_Document text_.
--- Begin ---

Rideau Hall, Thursday, April 10, 2003
This is now the fourth time I’ve had the occasion to welcome all of you to the Michener Award for Journalism and the presentation of the Michener-Deacon Fellowship. And I’m pleased to welcome you to Rideau Hall, especially as these awards are so closely tied to the Office of the Governor General.
Roland and Nora Michener inaugurated this award in 1970 in commemoration of their daughter, Wendy, after her sudden and premature death. A number of us were fortunate enough to have known her during her highly successful career as a journalist. Even though she was still in her thirties, she had already made her mark as a remarkable journalistic force.
And it is also fitting that the Michener Award should be given for the public benefit that is generated by journalistic work. This award is about public service – it’s about public service in journalism, just as the Order of Canada is about public service generally to the nation and the Bravery Awards are about outstanding acts selflessly done. In addition, the Michener Award recognizes the newspapers, magazines and networks that, through their support of the articles and series being honoured tonight, have shown their commitment to the public good. Without these organizations, it is doubtful whether much of the journalistic effort could have been pursued, let alone appear in public.
Anyone who has worked for a journalistic organization knows that there cannot be simply a writing of an article and its production without a host of other people in the background: first of all, the assignment editor, then the managing editor, then the editor. They all become involved, particularly if the stories are long committed ones taking up resources as well as many, many column inches.
All of the stories that we are honouring tonight have this in common – the commitment of an organization and everyone working for it to allow the journalists to tell a story. A story that, in every case, has created change for the better. Whether it’s a story about the failings of a child welfare system on an Aboriginal reserve or about straightforward political corruption, or the spiralling cost of drugs, or the shame of homelessness, or the injustices of racial profiling – the sustained ability to stick with these stories is what has made them effective and ultimately agents of change.

--- End ---

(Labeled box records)

--- Begin ---

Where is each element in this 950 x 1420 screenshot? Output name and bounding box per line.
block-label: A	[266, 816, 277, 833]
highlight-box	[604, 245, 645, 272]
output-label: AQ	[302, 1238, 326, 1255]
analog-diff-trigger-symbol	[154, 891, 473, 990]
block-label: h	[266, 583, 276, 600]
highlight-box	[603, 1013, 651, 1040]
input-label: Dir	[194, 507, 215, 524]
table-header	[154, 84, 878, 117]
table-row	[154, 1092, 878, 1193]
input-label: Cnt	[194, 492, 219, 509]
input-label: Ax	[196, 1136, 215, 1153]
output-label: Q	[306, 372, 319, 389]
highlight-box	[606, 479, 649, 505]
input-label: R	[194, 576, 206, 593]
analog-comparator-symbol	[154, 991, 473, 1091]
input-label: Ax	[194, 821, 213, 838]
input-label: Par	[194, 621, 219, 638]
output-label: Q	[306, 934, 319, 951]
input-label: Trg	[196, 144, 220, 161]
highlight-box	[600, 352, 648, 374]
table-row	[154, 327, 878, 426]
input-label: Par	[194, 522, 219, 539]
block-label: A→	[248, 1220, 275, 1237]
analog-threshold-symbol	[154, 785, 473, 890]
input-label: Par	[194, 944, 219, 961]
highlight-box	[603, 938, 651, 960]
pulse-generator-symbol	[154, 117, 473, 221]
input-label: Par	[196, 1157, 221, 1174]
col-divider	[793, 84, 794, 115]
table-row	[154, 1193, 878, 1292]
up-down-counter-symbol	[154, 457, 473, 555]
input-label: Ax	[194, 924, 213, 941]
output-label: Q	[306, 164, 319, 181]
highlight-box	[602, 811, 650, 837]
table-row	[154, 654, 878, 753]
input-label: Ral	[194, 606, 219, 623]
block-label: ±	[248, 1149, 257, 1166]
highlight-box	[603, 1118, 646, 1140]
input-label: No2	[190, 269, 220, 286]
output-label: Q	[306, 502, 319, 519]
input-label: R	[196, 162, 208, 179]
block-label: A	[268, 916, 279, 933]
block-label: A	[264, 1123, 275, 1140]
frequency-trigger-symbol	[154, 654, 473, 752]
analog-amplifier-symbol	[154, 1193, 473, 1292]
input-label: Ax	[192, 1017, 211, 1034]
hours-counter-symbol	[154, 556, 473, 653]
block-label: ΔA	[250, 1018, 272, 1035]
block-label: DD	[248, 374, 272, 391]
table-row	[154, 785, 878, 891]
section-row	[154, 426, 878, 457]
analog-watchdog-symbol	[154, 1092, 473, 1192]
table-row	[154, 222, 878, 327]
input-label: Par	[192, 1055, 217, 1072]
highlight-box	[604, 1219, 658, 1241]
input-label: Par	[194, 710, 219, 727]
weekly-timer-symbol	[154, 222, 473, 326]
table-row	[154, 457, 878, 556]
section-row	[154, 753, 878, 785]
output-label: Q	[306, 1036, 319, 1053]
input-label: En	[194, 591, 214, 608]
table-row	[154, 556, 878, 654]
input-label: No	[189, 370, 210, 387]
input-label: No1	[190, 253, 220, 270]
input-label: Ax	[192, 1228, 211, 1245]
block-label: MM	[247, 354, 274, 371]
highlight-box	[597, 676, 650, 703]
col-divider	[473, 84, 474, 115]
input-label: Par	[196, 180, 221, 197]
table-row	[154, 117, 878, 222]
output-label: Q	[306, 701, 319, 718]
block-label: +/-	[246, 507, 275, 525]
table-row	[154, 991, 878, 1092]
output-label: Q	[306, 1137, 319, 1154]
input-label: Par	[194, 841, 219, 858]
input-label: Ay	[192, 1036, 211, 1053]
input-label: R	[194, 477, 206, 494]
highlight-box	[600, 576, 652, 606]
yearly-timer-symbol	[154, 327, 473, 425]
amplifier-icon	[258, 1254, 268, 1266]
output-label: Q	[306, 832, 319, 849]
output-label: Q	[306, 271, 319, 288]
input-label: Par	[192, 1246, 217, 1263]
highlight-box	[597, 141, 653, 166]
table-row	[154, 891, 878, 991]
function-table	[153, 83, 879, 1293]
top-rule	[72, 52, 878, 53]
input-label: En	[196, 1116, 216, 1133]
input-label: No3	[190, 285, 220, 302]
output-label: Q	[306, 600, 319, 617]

--- End ---

_Actions to take_.
A. List the subjects of the honored stories that the Michener Award speech names.
B. Print the Michener Award speech from "All of the stories" to "agents of change.".

_Written answers_.
A.
- The failings of a child welfare system on an Aboriginal reserve
- Straightforward political corruption
- The spiralling cost of drugs
- The shame of homelessness
- The injustices of racial profiling

B.
All of the stories that we are honouring tonight have this in common – the commitment of an organization and everyone working for it to allow the journalists to tell a story. A story that, in every case, has created change for the better. Whether it’s a story about the failings of a child welfare system on an Aboriginal reserve or about straightforward political corruption, or the spiralling cost of drugs, or the shame of homelessness, or the injustices of racial profiling – the sustained ability to stick with these stories is what has made them effective and ultimately agents of change.